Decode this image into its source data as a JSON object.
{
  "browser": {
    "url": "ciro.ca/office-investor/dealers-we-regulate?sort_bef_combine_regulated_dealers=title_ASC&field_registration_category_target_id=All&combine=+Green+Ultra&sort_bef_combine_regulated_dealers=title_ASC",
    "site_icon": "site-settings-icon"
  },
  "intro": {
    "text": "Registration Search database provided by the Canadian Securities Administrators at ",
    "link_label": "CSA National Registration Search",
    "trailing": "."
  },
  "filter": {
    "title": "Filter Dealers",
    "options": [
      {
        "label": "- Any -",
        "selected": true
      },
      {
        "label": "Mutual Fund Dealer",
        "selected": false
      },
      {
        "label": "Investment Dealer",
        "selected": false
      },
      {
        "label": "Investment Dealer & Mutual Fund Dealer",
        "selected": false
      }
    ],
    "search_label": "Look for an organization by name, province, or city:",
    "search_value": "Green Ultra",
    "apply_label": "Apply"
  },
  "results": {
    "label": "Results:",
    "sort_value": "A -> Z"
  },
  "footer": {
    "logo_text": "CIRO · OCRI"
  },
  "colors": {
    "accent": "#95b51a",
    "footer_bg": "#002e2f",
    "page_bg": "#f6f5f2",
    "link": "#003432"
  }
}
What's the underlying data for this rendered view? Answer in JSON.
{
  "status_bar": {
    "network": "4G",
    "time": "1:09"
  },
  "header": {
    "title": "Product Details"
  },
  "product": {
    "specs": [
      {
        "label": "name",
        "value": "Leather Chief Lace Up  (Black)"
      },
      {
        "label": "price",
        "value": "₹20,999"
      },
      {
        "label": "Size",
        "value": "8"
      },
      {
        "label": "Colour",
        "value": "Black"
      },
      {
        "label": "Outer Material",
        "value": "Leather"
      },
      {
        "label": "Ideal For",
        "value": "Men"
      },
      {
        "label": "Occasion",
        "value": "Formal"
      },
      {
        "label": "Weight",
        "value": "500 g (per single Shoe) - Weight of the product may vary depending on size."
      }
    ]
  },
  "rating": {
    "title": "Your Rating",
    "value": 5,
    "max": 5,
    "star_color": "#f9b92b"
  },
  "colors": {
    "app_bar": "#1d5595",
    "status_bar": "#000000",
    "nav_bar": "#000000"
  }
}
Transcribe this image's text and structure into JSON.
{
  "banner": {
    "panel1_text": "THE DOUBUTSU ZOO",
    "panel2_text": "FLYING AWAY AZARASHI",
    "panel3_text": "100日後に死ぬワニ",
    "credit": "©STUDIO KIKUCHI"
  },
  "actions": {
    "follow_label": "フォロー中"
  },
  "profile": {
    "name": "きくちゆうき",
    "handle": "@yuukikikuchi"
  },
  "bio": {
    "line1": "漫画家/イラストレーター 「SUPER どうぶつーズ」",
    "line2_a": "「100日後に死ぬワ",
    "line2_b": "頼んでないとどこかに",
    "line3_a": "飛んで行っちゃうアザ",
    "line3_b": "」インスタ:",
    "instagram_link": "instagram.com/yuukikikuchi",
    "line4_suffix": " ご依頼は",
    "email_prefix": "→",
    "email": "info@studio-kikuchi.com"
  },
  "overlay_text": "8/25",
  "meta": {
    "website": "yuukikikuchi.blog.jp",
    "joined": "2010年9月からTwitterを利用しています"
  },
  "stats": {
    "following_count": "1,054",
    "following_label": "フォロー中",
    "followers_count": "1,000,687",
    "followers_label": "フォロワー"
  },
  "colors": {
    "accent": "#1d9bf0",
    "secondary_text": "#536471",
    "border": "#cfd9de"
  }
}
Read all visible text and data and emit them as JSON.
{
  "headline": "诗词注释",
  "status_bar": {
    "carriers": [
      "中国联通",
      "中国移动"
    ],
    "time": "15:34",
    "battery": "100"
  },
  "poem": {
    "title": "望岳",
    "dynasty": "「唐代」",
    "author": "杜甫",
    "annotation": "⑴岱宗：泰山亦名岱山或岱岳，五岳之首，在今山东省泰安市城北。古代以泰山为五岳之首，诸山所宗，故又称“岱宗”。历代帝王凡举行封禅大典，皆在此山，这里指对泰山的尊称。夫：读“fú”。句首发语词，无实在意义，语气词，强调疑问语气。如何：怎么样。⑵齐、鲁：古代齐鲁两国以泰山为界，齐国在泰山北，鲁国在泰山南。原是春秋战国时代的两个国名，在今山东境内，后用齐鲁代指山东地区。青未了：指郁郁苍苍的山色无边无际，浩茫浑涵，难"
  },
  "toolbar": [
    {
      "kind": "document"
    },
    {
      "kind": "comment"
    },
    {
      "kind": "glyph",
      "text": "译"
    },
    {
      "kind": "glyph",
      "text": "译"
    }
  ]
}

- - - - -

Goal.
Repeat the records exactly, including every line.

Response to the task.
Decode this image into its source data as a JSON object.
{
  "browser": {
    "url": "ciro.ca/office-investor/dealers-we-regulate?sort_bef_combine_regulated_dealers=title_ASC&field_registration_category_target_id=All&combine=+Green+Ultra&sort_bef_combine_regulated_dealers=title_ASC",
    "site_icon": "site-settings-icon"
  },
  "intro": {
    "text": "Registration Search database provided by the Canadian Securities Administrators at ",
    "link_label": "CSA National Registration Search",
    "trailing": "."
  },
  "filter": {
    "title": "Filter Dealers",
    "options": [
      {
        "label": "- Any -",
        "selected": true
      },
      {
        "label": "Mutual Fund Dealer",
        "selected": false
      },
      {
        "label": "Investment Dealer",
        "selected": false
      },
      {
        "label": "Investment Dealer & Mutual Fund Dealer",
        "selected": false
      }
    ],
    "search_label": "Look for an organization by name, province, or city:",
    "search_value": "Green Ultra",
    "apply_label": "Apply"
  },
  "results": {
    "label": "Results:",
    "sort_value": "A -> Z"
  },
  "footer": {
    "logo_text": "CIRO · OCRI"
  },
  "colors": {
    "accent": "#95b51a",
    "footer_bg": "#002e2f",
    "page_bg": "#f6f5f2",
    "link": "#003432"
  }
}
What's the underlying data for this rendered view? Answer in JSON.
{
  "status_bar": {
    "network": "4G",
    "time": "1:09"
  },
  "header": {
    "title": "Product Details"
  },
  "product": {
    "specs": [
      {
        "label": "name",
        "value": "Leather Chief Lace Up  (Black)"
      },
      {
        "label": "price",
        "value": "₹20,999"
      },
      {
        "label": "Size",
        "value": "8"
      },
      {
        "label": "Colour",
        "value": "Black"
      },
      {
        "label": "Outer Material",
        "value": "Leather"
      },
      {
        "label": "Ideal For",
        "value": "Men"
      },
      {
        "label": "Occasion",
        "value": "Formal"
      },
      {
        "label": "Weight",
        "value": "500 g (per single Shoe) - Weight of the product may vary depending on size."
      }
    ]
  },
  "rating": {
    "title": "Your Rating",
    "value": 5,
    "max": 5,
    "star_color": "#f9b92b"
  },
  "colors": {
    "app_bar": "#1d5595",
    "status_bar": "#000000",
    "nav_bar": "#000000"
  }
}
Transcribe this image's text and structure into JSON.
{
  "banner": {
    "panel1_text": "THE DOUBUTSU ZOO",
    "panel2_text": "FLYING AWAY AZARASHI",
    "panel3_text": "100日後に死ぬワニ",
    "credit": "©STUDIO KIKUCHI"
  },
  "actions": {
    "follow_label": "フォロー中"
  },
  "profile": {
    "name": "きくちゆうき",
    "handle": "@yuukikikuchi"
  },
  "bio": {
    "line1": "漫画家/イラストレーター 「SUPER どうぶつーズ」",
    "line2_a": "「100日後に死ぬワ",
    "line2_b": "頼んでないとどこかに",
    "line3_a": "飛んで行っちゃうアザ",
    "line3_b": "」インスタ:",
    "instagram_link": "instagram.com/yuukikikuchi",
    "line4_suffix": " ご依頼は",
    "email_prefix": "→",
    "email": "info@studio-kikuchi.com"
  },
  "overlay_text": "8/25",
  "meta": {
    "website": "yuukikikuchi.blog.jp",
    "joined": "2010年9月からTwitterを利用しています"
  },
  "stats": {
    "following_count": "1,054",
    "following_label": "フォロー中",
    "followers_count": "1,000,687",
    "followers_label": "フォロワー"
  },
  "colors": {
    "accent": "#1d9bf0",
    "secondary_text": "#536471",
    "border": "#cfd9de"
  }
}
Read all visible text and data and emit them as JSON.
{
  "headline": "诗词注释",
  "status_bar": {
    "carriers": [
      "中国联通",
      "中国移动"
    ],
    "time": "15:34",
    "battery": "100"
  },
  "poem": {
    "title": "望岳",
    "dynasty": "「唐代」",
    "author": "杜甫",
    "annotation": "⑴岱宗：泰山亦名岱山或岱岳，五岳之首，在今山东省泰安市城北。古代以泰山为五岳之首，诸山所宗，故又称“岱宗”。历代帝王凡举行封禅大典，皆在此山，这里指对泰山的尊称。夫：读“fú”。句首发语词，无实在意义，语气词，强调疑问语气。如何：怎么样。⑵齐、鲁：古代齐鲁两国以泰山为界，齐国在泰山北，鲁国在泰山南。原是春秋战国时代的两个国名，在今山东境内，后用齐鲁代指山东地区。青未了：指郁郁苍苍的山色无边无际，浩茫浑涵，难"
  },
  "toolbar": [
    {
      "kind": "document"
    },
    {
      "kind": "comment"
    },
    {
      "kind": "glyph",
      "text": "译"
    },
    {
      "kind": "glyph",
      "text": "译"
    }
  ]
}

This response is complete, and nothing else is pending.